• **Task directions**: Each line containing the word "label" must be collected.

• **Data extract**:
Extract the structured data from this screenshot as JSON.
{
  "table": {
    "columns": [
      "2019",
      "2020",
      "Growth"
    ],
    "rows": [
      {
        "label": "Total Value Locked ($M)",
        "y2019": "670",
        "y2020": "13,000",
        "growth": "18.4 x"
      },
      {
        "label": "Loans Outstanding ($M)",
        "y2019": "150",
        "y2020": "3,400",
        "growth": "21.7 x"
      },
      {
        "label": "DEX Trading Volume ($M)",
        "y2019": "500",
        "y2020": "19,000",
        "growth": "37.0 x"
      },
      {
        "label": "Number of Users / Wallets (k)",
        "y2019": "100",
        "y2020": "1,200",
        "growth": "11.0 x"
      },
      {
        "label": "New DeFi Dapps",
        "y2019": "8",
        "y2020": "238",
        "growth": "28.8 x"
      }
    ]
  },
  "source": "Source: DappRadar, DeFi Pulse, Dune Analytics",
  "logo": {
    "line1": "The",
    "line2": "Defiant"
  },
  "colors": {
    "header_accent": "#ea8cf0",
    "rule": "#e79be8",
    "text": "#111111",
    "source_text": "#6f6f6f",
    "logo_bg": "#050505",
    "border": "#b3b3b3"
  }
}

• **Result**:
        "label": "Total Value Locked ($M)",
        "label": "Loans Outstanding ($M)",
        "label": "DEX Trading Volume ($M)",
        "label": "Number of Users / Wallets (k)",
        "label": "New DeFi Dapps",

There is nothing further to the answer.